## AIM OF THE EXERCISE
Records follow. Select each line holding "this".

[Start RECORD EXTRACTS]

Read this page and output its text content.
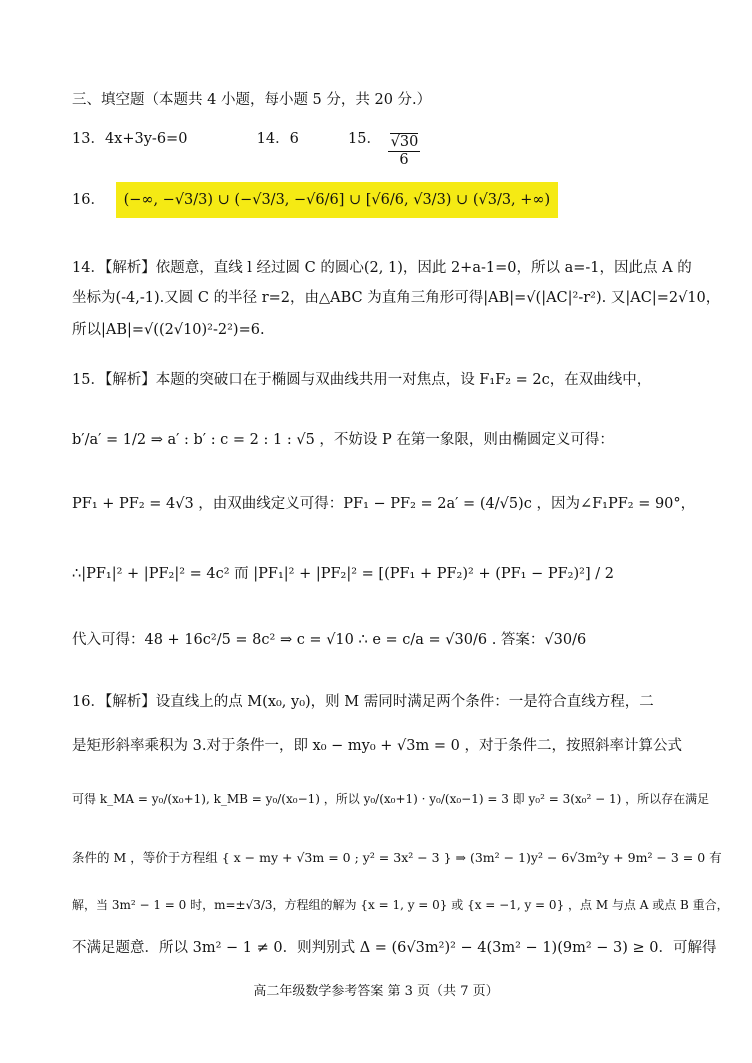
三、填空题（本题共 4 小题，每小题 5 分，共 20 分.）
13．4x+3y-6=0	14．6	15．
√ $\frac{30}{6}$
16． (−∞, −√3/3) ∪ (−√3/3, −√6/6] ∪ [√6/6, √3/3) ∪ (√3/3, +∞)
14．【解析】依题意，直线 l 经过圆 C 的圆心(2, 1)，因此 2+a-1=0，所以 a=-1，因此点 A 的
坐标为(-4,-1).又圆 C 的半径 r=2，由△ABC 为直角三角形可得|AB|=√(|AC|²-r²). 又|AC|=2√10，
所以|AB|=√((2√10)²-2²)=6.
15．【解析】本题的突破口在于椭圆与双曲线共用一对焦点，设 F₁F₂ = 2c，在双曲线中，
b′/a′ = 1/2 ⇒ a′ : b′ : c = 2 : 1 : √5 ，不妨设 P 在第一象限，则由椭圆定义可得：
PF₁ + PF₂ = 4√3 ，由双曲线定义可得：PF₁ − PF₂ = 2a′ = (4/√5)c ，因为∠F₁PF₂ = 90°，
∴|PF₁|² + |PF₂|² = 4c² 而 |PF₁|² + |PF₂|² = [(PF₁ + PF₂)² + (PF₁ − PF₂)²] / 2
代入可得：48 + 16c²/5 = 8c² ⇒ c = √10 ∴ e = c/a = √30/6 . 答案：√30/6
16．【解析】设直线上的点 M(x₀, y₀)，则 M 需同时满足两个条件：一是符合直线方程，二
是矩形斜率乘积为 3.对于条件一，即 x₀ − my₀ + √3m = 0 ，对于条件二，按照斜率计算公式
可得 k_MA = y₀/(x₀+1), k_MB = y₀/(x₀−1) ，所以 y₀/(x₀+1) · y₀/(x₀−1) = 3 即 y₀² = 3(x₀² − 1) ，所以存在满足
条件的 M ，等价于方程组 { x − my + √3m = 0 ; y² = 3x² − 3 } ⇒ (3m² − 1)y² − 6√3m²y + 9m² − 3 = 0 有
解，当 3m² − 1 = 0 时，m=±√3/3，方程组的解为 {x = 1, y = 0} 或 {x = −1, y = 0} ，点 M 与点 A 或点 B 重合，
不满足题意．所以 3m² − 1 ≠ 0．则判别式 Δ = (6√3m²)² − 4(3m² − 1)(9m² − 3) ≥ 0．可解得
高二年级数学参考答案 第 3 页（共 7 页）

[End RECORD EXTRACTS]
[Start RECORD EXTRACTS]

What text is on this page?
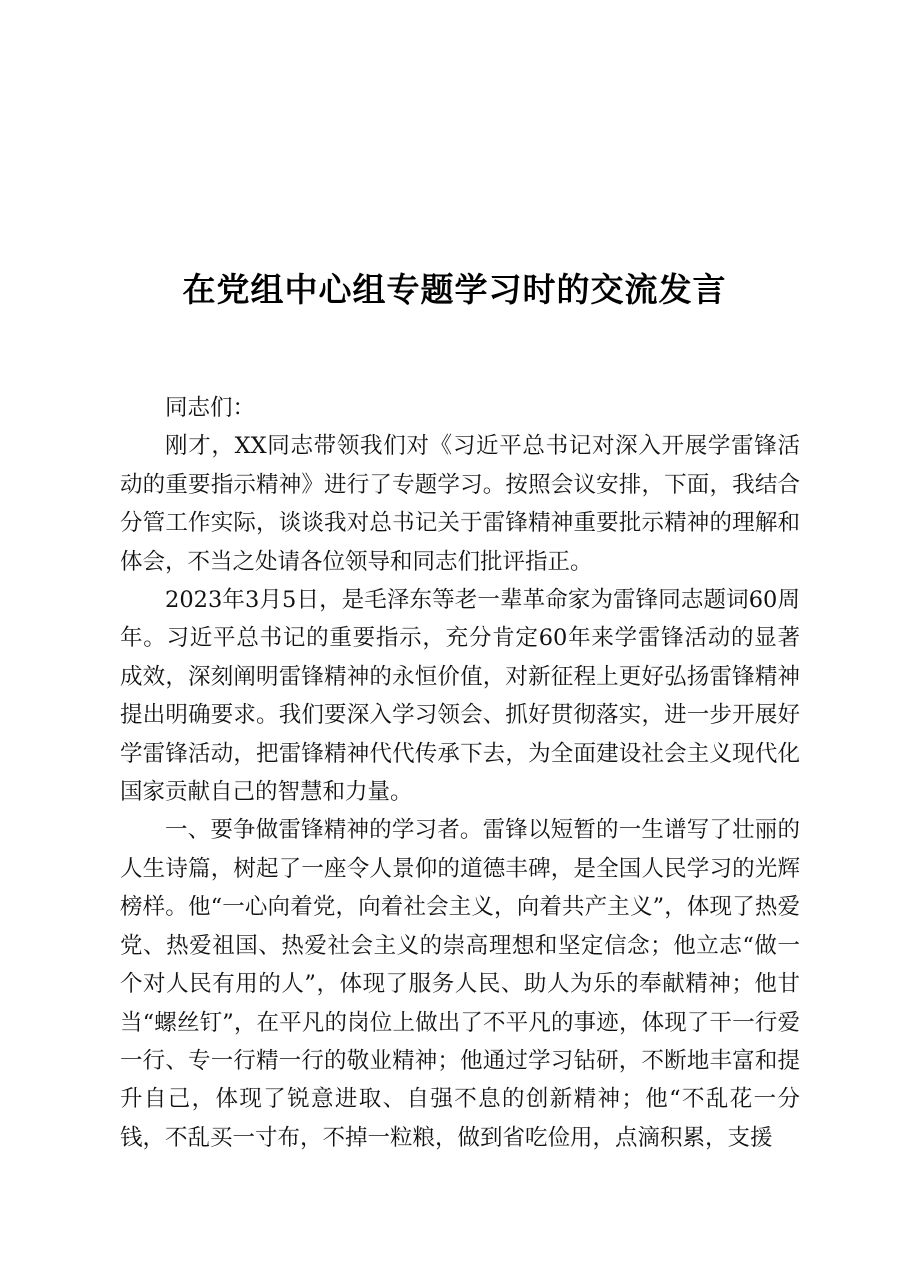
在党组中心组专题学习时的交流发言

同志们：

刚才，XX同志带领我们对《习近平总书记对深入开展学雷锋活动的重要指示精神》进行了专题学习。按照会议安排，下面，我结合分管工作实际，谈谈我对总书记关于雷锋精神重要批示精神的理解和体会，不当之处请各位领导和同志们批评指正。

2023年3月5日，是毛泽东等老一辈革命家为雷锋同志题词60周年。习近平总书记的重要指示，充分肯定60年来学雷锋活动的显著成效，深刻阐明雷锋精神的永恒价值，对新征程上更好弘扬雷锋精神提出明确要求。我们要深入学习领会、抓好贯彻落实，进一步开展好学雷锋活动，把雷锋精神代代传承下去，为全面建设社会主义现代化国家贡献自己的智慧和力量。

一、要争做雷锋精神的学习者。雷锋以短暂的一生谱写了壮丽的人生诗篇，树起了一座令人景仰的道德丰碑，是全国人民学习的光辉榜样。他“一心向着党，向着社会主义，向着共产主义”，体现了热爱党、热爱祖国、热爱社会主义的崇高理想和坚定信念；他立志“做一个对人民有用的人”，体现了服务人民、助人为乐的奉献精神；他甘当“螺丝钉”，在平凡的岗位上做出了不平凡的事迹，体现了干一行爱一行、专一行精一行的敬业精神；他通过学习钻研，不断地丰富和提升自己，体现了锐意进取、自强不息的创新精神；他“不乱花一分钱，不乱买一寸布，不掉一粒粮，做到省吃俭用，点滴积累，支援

[End RECORD EXTRACTS]

## FULL ANSWER
Read this page and output its text content.
What text is on this page?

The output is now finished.